Accompagner les apprentissages des enfants et adolescents avec la pédagogie positive : outils et ressources

Accompagner les apprentissages des enfants et adolescents avec la pédagogie positive : outils et ressources

apprendre avec la pédagogie positive

Le regard porté sur les enfants peut être positif ou négatif, encourageant ou démotivant

Le regard porté sur les enfants peut être positif ou négatif : quel regard les adultes portent-ils sur les enfants et les adolescents en situation d’apprentissage, quels que soient ses compétences, sa personnalité, ses résultats ou ses troubles ? Un enfant ne se réduit pas à ses notes et il y a bien plus que l’école dans la vie.

Les étiquettes (“on est nul en maths dans la famille”, “tu es trop lent pour y arriver”) et les jugements (“tu n’y arriveras jamais”, “5/20, c’est nul”) sont limitants et démobilisant. Une démarche encourageante se concentre sur la démarche, le processus et les stratégies plutôt que sur le résultat, la note.

Faire le lien entre les efforts et le résultat (la note) permet aux enfants et adolescents de piloter et rediriger leur travail :

  • qu’est-ce qui a fonctionné (ce qui a permis de gagner des points lors de l’évaluation) ? quelle a été la stratégie adoptée ?
  • qu’est-ce qui n’a pas fonctionné ? qu’est-ce qui n’est pas encore compris et acquis ?
  • qu’est-ce qui reste à faire et à travailler ?

Pour aider les enfants et les adolescents dans leurs apprentissages et répondre efficacement à ces questions, il est important d’avoir en tête les gestes mentaux de l’apprentissage, le rôle des émotions et celui du corps.

Les gestes mentaux de l’apprentissage

Avoir en tête les gestes mentaux de l’apprentissage tels que décrits par Antoine de la Garanderie permet de  répondre efficacement à la question “comment tu fais quand tu réussis ?”.

Antoine de la Garanderie définit 5 gestes mentaux :

1.L’attention (être connecté avec ce qui se raconte, être ouvert et branché sur l’extérieur avec une adéquation parfaite entre ce qui se passe à l’intérieur et ce qui se passe à l’extérieur)

2.La compréhension (la compréhension est le résultat du lien entre une nouvelle information et une information déjà en stock dans la mémoire)

3.La mémorisation (la mémorisation est la mise en  stock des informations pour pouvoir les remobiliser en cas de besoin. On ne peut pas apprendre à partir de rien !)

4.La réflexion (iI s’agit de l’acte le plus complexe. La réflexion mobilise l’efficience des actes mentaux précédents car nous devons confronter des données à des règles et des lois auparavant mémorisées et comprises. Elle nécessite des liens avec les acquis.)

5.L’imagination créatrice (la capacité à trouver des solutions, l’imagination permet de trouver des réponses inédites à des questions inédites).

A ces 5 gestes mentaux, s’ajoutent trois étapes :

  • la perception (percevoir le monde avec les sens),
  • l’évocation (donner une existence mentale au monde réel de façon consciente),
  • le projet mental (donner du sens et une direction à l’activité mentale).

En cas d’échec ou d’erreur, on peut alors se demander où le processus d’apprentissage coince.

*ÉNONCÉ A*
Pouvez-vous mettre à jour, dans le listing, la partie qui s'ouvre sur la ligne contenant "Text: Protocol" et se ferme sur la ligne contenant "Text: N: N [189, 274, 199, 287]", en y remplaçant "command" par "instruction" sans rien modifier d'autre ?

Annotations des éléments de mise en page
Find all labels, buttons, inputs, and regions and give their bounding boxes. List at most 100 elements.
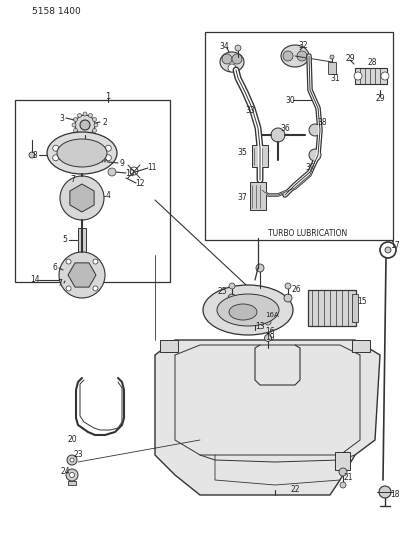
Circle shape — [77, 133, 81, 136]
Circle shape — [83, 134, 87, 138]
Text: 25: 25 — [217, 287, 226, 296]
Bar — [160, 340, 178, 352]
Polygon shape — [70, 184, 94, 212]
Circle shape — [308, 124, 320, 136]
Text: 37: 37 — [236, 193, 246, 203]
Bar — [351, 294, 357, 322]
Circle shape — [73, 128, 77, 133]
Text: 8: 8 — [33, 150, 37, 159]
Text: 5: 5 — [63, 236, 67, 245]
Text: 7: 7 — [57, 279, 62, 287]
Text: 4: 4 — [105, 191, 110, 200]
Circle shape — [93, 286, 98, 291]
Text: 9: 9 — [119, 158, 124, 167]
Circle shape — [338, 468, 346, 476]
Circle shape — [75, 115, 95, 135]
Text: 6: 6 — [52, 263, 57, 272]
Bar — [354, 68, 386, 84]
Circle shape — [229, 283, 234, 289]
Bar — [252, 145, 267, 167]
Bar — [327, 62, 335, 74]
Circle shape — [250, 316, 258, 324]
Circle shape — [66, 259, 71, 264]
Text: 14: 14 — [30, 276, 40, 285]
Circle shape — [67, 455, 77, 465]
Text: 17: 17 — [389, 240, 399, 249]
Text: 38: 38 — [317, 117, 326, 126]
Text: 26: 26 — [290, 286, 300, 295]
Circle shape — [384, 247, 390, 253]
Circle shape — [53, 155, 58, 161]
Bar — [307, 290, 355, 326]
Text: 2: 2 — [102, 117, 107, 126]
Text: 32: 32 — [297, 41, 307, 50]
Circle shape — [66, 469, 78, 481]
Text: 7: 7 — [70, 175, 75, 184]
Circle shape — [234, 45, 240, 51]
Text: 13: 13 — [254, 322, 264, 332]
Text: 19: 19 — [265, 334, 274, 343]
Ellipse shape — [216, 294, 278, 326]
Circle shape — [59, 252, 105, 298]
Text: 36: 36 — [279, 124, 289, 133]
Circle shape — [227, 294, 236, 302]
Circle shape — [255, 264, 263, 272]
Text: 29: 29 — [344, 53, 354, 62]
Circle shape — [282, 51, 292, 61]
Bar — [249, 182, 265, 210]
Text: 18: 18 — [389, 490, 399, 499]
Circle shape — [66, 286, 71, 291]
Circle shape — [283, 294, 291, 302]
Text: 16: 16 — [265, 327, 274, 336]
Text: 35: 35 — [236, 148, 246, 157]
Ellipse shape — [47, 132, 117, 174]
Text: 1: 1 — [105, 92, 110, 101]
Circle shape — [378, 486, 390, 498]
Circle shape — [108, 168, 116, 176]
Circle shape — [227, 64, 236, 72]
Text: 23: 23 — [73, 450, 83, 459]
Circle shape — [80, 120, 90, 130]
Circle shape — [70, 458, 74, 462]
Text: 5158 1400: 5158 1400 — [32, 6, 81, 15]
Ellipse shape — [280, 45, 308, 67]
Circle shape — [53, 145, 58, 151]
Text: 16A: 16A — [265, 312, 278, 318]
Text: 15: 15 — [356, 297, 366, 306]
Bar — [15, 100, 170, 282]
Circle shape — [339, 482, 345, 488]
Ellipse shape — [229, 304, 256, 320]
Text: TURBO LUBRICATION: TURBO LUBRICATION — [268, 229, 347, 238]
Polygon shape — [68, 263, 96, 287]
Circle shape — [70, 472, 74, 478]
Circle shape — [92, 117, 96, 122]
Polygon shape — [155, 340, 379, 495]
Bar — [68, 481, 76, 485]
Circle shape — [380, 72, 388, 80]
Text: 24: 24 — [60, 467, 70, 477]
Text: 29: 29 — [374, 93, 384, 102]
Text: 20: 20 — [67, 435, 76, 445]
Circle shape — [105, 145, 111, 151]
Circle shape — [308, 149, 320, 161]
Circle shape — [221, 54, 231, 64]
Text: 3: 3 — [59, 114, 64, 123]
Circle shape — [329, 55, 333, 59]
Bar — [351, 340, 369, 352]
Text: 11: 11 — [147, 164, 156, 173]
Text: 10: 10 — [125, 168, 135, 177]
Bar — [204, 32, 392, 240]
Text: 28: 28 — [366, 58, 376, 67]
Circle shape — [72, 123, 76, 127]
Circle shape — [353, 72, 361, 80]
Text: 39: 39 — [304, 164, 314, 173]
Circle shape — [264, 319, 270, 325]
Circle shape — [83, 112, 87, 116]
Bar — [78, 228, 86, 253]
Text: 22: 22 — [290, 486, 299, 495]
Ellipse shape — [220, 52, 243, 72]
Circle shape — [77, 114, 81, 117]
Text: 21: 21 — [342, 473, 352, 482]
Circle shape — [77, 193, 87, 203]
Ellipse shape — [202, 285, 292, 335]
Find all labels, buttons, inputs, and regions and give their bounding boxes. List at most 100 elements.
---
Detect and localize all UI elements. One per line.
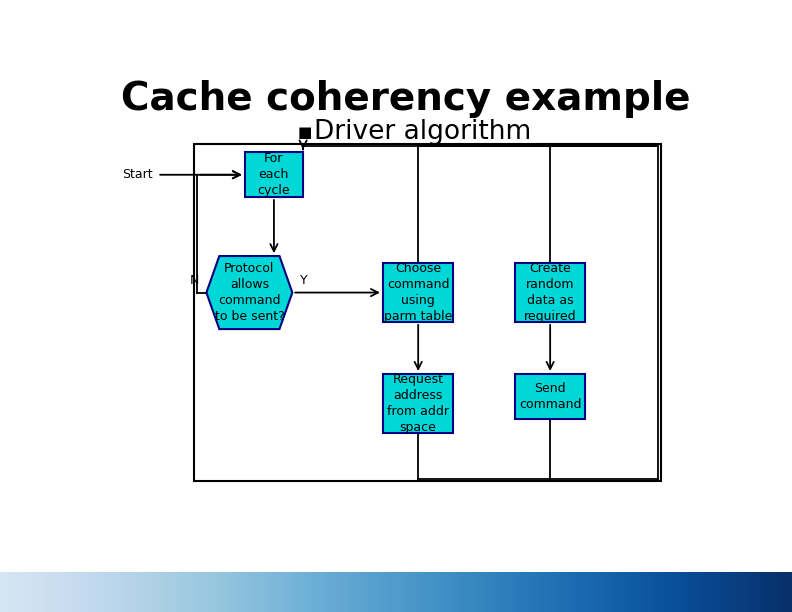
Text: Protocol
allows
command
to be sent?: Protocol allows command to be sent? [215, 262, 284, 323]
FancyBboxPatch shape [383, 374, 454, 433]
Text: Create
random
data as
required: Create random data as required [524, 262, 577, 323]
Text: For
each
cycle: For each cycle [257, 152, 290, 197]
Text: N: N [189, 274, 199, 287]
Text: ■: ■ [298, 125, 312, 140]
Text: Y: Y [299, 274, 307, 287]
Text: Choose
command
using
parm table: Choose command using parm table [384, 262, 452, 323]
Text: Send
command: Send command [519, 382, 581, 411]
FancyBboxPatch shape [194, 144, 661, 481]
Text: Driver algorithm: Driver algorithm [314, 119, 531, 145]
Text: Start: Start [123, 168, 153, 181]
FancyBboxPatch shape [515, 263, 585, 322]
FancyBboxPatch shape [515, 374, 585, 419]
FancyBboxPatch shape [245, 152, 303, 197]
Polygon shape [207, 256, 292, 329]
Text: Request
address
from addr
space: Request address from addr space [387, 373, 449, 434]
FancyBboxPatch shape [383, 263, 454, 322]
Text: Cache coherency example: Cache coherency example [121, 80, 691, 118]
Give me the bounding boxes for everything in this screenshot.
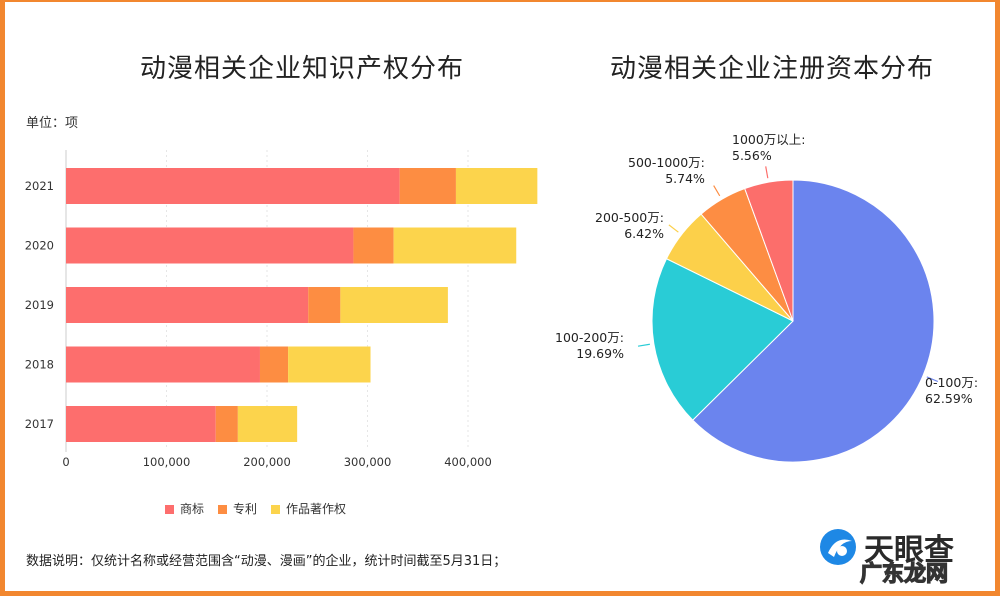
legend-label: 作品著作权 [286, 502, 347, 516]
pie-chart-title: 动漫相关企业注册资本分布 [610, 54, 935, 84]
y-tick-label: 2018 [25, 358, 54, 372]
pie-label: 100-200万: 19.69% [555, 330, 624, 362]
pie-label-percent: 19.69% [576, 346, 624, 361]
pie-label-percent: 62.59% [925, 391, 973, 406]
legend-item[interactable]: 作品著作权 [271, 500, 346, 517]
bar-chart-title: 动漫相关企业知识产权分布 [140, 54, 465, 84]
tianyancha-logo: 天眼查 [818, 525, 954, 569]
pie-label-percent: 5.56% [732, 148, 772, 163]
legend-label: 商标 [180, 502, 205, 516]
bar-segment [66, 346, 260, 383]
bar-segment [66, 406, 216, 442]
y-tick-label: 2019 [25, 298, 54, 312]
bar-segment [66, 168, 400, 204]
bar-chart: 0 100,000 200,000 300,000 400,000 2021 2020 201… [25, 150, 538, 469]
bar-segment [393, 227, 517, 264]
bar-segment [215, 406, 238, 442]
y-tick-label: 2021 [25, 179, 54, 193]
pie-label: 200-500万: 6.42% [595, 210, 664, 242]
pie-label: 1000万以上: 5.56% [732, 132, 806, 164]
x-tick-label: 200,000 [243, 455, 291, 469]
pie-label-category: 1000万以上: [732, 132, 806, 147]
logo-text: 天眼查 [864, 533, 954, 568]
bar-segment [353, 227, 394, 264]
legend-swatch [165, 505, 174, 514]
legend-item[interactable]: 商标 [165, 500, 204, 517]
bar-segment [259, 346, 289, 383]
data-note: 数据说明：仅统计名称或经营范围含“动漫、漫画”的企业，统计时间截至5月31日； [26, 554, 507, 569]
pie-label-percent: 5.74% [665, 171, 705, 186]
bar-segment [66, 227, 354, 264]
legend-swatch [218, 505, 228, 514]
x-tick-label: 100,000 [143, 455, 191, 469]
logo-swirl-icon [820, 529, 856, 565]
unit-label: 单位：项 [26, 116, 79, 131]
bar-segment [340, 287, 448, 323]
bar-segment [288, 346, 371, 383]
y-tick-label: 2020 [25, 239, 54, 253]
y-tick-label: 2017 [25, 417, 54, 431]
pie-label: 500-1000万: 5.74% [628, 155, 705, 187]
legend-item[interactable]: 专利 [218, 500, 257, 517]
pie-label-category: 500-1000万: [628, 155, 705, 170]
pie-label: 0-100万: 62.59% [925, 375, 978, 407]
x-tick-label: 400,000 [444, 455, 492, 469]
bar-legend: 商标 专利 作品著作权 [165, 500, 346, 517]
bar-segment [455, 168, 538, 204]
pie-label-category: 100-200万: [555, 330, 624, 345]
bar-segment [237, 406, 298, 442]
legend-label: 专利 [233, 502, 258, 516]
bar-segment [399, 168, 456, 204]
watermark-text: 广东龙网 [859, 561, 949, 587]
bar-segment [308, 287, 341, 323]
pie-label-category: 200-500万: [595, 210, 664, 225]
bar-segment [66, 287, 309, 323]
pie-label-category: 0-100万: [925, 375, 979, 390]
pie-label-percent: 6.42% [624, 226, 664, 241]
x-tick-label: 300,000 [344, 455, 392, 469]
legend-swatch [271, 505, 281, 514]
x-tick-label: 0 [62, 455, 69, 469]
==
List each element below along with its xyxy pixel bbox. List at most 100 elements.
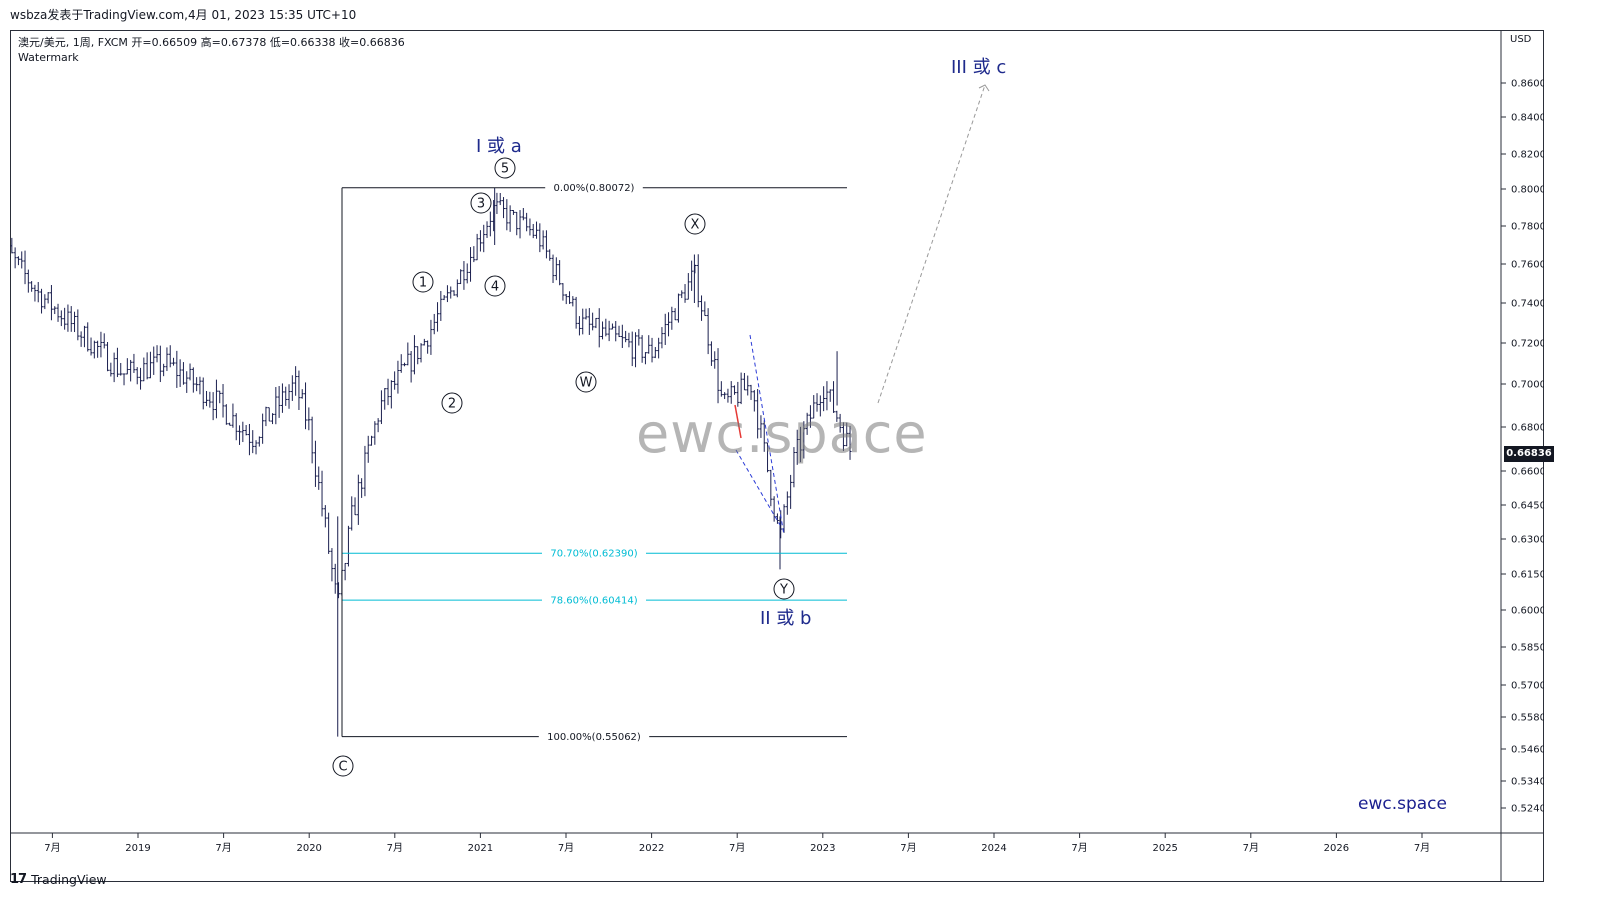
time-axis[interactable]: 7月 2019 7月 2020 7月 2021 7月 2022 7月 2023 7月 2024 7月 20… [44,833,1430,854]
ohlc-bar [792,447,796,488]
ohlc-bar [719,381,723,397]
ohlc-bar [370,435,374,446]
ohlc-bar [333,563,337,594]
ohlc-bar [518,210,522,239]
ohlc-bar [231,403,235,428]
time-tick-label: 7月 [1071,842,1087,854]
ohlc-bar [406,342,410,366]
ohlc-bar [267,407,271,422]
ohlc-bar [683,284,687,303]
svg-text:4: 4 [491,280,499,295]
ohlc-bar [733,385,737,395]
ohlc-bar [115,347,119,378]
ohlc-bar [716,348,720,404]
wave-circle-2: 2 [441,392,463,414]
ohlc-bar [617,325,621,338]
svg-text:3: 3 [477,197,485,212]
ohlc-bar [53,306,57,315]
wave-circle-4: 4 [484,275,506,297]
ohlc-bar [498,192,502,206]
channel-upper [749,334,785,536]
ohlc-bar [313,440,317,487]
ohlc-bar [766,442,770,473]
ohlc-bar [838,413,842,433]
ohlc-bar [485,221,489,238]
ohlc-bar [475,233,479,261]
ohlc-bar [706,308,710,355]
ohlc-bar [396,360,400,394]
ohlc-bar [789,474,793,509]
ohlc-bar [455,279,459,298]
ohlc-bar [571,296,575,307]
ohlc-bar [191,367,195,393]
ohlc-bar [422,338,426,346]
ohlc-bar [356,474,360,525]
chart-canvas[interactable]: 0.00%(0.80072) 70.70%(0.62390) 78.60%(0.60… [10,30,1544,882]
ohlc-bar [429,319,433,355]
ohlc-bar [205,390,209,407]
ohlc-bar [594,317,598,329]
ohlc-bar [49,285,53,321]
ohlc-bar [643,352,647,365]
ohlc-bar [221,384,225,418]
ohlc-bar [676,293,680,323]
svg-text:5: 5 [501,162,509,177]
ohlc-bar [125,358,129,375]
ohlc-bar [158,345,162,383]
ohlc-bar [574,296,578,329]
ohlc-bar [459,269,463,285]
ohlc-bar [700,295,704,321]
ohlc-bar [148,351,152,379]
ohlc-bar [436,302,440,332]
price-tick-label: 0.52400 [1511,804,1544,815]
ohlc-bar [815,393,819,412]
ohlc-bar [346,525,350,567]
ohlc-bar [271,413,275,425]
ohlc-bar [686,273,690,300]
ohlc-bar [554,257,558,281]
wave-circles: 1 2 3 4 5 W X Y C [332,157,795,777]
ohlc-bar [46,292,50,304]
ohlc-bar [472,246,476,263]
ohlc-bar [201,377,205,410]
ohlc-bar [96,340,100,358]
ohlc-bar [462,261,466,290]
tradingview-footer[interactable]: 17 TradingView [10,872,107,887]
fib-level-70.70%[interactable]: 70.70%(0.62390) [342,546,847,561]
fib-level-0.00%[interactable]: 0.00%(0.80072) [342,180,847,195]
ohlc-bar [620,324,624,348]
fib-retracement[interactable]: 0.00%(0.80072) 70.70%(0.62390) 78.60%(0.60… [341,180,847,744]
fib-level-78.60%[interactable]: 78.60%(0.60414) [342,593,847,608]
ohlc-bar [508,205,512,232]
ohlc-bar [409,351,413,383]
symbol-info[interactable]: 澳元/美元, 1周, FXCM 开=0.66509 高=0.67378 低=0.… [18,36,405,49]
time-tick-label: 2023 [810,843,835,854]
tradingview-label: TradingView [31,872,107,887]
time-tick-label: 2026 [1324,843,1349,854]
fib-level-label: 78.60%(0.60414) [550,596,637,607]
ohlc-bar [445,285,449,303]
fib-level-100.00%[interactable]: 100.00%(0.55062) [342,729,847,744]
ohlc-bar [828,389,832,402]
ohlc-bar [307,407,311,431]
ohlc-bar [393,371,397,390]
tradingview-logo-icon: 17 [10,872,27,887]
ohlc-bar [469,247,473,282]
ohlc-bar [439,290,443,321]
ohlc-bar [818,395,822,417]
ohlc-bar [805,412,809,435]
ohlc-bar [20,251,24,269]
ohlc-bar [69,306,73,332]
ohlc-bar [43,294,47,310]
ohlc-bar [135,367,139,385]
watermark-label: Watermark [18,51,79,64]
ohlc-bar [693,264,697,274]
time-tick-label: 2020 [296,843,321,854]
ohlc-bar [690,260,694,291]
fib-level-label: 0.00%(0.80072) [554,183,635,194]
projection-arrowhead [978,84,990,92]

*ÉNONCÉ B*
D'après le texte sur la pédagogie positive :
(i) Combien de gestes mentaux Antoine de la Garanderie définit-il ?
(ii) Sur quoi une démarche encourageante se concentre-t-elle plutôt que sur le résultat, la note ?
(iii) Quelles sont les trois étapes qui s'ajoutent à ces gestes mentaux ?

*RÉPONSE COMPLÈTE A*
Text: Protocol
allows
instruction
to be sent?: Protocol allows instruction to be sent? [215, 262, 284, 323]
FancyBboxPatch shape [383, 374, 454, 433]
Text: Create
random
data as
required: Create random data as required [524, 262, 577, 323]
Text: For
each
cycle: For each cycle [257, 152, 290, 197]
Text: N: N [189, 274, 199, 287]

*RÉPONSE COMPLÈTE B*
(i) Il en définit 5.
(ii) Sur la démarche, le processus et les stratégies.
(iii) La perception, l'évocation et le projet mental.